⟨
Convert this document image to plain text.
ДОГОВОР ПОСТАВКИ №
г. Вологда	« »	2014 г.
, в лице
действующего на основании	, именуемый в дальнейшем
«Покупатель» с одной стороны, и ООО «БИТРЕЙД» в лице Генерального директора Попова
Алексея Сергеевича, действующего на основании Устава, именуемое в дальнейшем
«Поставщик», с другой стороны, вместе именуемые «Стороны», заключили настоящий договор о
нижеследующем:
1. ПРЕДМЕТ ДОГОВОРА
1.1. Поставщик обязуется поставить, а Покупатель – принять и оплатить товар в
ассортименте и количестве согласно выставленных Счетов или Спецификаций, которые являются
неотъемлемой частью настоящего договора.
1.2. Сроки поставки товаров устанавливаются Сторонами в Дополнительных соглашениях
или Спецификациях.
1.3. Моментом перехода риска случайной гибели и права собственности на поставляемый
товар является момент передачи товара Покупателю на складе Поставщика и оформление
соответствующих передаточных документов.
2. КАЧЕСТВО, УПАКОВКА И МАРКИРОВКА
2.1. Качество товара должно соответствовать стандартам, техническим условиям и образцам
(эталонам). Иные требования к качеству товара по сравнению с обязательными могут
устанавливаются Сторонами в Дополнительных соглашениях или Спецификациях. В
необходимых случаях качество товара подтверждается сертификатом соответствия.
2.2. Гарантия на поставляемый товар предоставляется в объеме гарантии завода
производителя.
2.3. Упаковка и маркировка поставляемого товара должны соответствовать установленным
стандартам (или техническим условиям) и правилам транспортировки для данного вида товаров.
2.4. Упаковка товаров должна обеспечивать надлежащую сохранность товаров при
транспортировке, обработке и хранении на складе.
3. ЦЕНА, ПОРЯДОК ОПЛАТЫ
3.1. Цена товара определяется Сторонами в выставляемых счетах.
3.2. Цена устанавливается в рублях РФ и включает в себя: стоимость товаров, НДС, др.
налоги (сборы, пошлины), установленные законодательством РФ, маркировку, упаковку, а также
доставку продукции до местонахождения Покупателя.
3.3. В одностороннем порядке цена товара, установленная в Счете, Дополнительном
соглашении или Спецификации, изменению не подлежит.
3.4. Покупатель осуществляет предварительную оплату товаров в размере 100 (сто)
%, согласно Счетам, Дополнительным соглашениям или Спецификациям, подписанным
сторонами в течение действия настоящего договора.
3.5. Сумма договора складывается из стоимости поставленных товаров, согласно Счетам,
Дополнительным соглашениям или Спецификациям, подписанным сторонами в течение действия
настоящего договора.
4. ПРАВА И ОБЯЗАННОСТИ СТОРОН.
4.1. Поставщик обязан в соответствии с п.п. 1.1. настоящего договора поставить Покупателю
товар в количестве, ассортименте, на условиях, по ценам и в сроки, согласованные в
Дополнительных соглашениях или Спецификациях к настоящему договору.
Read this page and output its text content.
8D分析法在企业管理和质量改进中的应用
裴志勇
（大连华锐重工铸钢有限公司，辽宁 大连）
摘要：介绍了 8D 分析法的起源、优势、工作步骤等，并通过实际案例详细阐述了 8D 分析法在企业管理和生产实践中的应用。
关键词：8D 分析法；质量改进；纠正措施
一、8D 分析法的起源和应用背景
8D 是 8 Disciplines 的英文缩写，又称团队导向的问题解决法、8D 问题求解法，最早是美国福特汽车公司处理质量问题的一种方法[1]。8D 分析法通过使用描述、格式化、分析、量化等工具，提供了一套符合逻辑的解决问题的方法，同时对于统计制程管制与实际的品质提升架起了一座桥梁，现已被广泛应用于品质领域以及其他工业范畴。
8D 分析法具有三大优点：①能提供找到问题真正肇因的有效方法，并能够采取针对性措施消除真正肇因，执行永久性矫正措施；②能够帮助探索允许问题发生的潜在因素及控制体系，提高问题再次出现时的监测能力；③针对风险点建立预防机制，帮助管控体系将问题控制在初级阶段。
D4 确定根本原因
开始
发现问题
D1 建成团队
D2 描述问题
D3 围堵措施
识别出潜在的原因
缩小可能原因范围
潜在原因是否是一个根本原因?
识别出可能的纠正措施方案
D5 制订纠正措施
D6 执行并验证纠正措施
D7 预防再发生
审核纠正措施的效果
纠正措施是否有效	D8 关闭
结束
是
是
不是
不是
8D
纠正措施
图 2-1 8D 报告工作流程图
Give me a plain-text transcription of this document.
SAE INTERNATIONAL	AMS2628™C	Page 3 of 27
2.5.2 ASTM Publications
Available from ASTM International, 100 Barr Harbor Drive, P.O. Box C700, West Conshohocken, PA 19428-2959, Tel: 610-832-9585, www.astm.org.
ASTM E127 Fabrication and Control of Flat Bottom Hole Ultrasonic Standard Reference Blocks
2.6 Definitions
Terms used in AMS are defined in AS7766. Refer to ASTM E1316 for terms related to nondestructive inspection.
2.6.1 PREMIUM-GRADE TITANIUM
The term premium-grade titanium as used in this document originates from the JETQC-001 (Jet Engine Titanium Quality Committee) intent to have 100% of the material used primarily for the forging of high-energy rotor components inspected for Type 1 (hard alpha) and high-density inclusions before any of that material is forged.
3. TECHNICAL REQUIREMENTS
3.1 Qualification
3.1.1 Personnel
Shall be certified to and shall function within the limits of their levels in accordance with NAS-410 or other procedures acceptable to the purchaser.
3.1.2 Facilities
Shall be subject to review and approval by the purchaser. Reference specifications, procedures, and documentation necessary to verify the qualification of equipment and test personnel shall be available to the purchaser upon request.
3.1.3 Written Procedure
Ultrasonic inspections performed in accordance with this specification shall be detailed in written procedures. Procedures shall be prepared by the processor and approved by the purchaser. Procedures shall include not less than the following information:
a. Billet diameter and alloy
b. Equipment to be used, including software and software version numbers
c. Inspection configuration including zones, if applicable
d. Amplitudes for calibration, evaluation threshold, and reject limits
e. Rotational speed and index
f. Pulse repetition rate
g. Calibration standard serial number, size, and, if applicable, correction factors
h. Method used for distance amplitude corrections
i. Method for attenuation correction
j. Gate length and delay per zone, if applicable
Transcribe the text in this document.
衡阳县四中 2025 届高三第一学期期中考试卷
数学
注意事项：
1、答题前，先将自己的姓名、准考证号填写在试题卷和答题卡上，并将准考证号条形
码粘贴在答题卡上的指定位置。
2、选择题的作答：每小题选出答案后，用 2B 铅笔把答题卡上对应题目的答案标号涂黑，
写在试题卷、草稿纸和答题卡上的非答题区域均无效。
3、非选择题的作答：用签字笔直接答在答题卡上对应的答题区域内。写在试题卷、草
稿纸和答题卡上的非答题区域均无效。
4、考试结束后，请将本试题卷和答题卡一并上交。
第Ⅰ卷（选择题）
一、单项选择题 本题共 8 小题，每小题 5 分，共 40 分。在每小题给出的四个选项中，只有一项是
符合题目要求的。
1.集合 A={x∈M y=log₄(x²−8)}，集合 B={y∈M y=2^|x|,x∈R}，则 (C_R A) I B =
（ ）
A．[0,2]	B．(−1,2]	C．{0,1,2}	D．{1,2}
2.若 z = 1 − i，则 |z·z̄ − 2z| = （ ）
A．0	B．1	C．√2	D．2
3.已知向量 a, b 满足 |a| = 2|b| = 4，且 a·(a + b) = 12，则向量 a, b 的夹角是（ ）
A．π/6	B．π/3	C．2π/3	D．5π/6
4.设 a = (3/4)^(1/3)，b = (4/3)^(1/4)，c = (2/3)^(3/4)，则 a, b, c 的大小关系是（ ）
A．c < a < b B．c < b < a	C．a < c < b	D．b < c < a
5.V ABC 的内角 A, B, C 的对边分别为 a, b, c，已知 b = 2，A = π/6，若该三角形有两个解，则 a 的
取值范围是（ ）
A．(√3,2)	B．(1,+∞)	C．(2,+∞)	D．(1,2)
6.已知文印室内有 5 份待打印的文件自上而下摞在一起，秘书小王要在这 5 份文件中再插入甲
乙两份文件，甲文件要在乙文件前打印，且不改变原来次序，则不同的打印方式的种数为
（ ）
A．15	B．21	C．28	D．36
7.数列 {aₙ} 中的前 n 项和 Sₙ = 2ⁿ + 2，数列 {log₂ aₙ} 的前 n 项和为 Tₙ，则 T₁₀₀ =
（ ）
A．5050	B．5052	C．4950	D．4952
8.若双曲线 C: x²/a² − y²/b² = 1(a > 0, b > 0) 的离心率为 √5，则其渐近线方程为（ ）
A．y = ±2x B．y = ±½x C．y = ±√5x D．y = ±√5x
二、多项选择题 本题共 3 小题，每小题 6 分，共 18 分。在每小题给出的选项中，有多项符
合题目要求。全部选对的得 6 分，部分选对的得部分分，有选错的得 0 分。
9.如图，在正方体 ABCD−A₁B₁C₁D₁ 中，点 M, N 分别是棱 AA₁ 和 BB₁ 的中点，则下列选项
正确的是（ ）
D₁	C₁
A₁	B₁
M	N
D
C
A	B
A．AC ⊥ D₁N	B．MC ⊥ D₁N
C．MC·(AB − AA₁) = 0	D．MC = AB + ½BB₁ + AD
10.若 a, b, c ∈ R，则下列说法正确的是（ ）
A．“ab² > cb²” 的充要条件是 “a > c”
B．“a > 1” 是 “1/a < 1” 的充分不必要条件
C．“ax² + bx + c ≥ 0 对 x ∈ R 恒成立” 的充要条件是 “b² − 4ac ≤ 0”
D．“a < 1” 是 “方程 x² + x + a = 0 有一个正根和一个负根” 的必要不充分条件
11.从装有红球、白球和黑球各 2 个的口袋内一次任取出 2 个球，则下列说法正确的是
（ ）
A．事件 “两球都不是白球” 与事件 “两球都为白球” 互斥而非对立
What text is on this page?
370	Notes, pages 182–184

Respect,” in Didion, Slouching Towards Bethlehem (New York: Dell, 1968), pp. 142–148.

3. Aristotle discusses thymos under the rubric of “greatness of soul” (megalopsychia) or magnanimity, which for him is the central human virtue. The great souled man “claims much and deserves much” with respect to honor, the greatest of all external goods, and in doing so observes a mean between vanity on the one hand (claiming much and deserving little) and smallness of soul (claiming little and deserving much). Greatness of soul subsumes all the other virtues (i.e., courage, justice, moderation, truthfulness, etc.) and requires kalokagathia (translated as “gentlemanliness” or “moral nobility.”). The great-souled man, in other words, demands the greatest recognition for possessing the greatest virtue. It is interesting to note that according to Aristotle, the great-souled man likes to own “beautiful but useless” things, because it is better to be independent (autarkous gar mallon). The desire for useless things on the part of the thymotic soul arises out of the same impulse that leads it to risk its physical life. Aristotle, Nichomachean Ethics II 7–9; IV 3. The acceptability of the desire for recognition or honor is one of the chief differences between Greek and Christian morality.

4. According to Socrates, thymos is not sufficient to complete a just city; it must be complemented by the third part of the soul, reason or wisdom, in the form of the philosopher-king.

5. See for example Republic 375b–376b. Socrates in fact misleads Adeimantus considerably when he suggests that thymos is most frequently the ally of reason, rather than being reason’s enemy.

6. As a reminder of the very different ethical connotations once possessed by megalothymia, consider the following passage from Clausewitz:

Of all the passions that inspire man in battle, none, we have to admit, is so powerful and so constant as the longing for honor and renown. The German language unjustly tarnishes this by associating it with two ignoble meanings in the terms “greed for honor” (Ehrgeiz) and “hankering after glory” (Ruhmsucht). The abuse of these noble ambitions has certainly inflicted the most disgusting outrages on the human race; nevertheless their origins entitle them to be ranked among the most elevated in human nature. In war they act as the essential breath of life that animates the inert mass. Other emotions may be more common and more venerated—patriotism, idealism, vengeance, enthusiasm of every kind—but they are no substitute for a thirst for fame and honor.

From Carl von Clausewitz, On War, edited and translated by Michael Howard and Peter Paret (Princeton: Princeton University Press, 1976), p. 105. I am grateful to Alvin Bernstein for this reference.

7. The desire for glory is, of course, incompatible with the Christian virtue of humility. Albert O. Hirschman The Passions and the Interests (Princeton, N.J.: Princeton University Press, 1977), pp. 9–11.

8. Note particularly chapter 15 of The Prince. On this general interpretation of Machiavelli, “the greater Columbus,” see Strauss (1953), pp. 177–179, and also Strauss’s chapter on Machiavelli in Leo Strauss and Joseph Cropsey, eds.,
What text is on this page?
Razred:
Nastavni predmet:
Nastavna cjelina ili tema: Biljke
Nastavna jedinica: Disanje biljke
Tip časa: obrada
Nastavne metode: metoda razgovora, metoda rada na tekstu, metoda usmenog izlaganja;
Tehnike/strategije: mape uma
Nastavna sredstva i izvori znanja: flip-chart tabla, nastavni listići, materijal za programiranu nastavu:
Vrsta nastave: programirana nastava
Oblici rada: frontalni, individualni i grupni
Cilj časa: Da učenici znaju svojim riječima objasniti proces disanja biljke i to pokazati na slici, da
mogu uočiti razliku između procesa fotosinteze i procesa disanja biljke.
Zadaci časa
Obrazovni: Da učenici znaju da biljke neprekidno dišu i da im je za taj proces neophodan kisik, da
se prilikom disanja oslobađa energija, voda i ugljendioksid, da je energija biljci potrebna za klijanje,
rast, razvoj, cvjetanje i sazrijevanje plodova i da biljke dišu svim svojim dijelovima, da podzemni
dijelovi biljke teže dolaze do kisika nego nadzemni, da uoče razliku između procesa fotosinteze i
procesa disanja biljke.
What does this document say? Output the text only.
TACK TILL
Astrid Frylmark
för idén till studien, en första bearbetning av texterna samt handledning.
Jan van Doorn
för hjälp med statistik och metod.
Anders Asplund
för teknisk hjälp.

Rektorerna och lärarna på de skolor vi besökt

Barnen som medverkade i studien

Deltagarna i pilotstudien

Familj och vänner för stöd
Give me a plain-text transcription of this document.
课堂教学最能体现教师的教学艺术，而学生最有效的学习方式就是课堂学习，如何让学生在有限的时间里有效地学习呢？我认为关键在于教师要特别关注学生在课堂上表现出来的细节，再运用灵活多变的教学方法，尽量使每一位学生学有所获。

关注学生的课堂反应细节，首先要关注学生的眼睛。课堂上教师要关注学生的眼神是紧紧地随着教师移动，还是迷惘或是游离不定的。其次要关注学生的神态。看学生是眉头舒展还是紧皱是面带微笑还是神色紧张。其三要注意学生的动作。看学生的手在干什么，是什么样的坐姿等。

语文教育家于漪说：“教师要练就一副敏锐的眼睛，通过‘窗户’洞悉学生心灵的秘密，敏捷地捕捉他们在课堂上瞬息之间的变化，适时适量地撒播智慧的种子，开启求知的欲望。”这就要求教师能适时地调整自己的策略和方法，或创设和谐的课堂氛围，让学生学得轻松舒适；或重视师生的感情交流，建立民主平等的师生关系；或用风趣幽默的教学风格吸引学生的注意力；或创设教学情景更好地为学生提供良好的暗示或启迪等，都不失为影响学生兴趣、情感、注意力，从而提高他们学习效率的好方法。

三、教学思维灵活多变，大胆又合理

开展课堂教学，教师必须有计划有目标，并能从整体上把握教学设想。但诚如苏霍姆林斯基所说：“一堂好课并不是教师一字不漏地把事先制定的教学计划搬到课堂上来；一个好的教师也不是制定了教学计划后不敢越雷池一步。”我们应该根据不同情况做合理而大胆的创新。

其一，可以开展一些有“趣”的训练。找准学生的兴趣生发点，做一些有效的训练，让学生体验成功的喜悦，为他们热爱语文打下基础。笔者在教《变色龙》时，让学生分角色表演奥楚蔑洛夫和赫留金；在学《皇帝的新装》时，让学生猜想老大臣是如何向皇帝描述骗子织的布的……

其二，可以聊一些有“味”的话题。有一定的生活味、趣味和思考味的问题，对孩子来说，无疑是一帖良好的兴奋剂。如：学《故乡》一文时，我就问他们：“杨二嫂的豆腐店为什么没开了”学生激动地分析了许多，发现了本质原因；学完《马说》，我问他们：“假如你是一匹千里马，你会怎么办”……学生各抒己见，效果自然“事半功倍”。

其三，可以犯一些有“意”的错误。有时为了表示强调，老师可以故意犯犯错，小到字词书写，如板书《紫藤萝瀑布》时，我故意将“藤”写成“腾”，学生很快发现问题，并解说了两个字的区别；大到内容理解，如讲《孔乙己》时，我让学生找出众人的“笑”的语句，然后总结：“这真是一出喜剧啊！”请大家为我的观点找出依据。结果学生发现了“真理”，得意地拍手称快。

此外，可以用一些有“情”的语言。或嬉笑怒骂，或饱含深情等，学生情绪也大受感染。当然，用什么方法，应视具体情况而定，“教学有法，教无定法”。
⟩
GOAL => Using the listing above, list every line in which the string "časa" occurs.

FINISHED EXERCISE =>
Tip časa: obrada
Cilj časa: Da učenici znaju svojim riječima objasniti proces disanja biljke i to pokazati na slici, da
Zadaci časa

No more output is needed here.